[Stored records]
** Start **

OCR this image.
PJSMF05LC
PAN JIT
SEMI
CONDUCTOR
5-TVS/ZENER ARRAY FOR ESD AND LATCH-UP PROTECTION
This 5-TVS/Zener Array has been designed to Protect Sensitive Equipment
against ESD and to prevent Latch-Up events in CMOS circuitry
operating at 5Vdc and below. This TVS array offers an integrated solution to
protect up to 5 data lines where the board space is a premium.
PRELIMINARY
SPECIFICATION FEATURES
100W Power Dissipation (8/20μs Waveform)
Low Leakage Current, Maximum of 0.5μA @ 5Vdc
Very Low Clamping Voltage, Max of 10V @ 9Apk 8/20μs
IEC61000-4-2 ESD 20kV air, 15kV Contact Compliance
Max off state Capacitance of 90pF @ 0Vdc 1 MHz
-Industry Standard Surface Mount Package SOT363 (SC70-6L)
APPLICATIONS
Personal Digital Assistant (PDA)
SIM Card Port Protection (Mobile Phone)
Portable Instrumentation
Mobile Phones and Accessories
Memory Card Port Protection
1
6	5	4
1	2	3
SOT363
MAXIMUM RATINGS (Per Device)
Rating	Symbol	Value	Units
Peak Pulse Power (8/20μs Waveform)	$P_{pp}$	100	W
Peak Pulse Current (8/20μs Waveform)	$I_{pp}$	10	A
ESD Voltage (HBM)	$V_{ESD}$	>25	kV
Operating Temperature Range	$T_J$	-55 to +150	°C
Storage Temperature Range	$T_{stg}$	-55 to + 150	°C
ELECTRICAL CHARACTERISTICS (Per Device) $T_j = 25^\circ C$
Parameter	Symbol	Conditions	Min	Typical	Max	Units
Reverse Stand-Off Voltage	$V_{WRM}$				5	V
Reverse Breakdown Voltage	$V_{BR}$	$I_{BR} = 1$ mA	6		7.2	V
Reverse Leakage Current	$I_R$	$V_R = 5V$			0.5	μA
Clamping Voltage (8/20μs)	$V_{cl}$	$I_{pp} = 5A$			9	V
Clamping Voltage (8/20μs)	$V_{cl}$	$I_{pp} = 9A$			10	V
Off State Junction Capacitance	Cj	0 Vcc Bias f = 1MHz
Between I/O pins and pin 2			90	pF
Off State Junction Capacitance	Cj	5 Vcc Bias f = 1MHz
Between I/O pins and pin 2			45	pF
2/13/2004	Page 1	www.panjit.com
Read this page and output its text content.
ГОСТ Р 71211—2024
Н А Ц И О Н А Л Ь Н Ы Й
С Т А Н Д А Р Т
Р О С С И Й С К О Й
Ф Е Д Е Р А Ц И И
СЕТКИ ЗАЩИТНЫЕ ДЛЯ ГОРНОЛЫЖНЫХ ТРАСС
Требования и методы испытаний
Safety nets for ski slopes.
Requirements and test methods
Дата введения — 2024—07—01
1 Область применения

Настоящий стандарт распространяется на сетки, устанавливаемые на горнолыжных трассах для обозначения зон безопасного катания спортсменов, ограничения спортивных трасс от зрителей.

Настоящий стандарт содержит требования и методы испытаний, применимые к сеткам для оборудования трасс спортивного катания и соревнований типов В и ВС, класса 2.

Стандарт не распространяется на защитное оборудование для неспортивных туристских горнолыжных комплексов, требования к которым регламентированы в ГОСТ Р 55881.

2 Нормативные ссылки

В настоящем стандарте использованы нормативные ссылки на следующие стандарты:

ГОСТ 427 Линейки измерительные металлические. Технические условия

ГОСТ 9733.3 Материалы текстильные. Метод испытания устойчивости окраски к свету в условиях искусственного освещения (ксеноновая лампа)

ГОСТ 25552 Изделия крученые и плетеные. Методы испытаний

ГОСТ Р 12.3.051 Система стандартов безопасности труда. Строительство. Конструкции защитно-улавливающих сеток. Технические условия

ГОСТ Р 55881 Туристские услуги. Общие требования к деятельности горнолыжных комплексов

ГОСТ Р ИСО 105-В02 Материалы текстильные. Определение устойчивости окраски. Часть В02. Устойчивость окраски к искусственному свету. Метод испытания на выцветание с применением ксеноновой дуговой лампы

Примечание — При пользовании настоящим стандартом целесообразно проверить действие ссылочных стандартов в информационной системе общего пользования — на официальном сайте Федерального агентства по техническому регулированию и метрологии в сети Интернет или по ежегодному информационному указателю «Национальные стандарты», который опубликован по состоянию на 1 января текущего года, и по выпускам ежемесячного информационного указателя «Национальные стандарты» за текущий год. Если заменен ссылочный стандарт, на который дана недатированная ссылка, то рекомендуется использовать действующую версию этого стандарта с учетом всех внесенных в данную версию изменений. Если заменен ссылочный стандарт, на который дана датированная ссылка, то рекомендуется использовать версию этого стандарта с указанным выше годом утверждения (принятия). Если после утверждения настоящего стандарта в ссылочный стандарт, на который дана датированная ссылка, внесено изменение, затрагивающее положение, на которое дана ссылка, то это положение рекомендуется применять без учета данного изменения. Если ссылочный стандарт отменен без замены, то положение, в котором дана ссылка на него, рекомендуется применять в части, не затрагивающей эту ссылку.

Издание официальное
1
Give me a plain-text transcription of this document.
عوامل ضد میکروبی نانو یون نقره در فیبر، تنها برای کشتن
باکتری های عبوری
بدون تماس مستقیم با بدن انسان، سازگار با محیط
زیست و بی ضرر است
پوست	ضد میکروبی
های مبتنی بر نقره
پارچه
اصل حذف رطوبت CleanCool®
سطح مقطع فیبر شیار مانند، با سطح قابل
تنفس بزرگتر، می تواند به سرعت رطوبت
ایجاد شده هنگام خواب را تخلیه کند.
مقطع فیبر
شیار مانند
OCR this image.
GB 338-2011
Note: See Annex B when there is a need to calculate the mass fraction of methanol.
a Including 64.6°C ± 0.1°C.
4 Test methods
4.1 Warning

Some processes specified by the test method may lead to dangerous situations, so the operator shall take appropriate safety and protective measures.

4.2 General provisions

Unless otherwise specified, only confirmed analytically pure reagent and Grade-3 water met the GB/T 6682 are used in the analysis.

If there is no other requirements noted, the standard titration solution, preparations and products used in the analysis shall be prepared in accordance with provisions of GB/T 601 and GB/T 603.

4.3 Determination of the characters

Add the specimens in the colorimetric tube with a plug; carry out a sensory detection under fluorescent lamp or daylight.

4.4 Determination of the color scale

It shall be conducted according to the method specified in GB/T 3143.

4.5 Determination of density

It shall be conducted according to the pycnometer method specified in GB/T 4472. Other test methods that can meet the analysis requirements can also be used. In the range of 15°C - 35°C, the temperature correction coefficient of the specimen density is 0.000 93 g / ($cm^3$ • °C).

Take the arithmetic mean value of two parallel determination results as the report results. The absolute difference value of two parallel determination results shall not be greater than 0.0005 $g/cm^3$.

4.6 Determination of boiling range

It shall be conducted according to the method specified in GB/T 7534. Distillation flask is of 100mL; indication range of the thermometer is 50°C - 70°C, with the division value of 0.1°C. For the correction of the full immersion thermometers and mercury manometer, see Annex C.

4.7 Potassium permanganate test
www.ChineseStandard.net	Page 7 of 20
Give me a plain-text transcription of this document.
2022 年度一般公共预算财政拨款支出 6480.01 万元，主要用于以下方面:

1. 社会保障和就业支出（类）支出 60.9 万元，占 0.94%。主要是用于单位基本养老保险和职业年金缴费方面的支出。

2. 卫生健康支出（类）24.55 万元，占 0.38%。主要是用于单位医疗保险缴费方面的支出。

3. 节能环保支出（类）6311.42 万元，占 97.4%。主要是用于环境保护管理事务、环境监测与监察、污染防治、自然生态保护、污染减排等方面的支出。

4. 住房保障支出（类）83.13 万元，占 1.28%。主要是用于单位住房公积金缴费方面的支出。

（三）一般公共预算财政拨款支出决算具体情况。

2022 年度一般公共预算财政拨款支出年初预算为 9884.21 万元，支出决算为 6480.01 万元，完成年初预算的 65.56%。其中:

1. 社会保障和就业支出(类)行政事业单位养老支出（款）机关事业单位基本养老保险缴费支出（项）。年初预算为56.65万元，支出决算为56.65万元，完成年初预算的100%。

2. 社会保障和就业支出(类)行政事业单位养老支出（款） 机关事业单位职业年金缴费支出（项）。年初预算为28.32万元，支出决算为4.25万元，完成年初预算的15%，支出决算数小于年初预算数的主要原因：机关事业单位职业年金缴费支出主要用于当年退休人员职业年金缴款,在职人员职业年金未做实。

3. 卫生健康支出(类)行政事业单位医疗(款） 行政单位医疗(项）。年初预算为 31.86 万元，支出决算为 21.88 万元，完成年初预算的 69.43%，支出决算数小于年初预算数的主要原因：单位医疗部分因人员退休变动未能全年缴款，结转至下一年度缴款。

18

** End **

Copy out every line holding the string "Power".

* [Solution for this exercise]
100W Power Dissipation (8/20μs Waveform)
Peak Pulse Power (8/20μs Waveform)	$P_{pp}$	100	W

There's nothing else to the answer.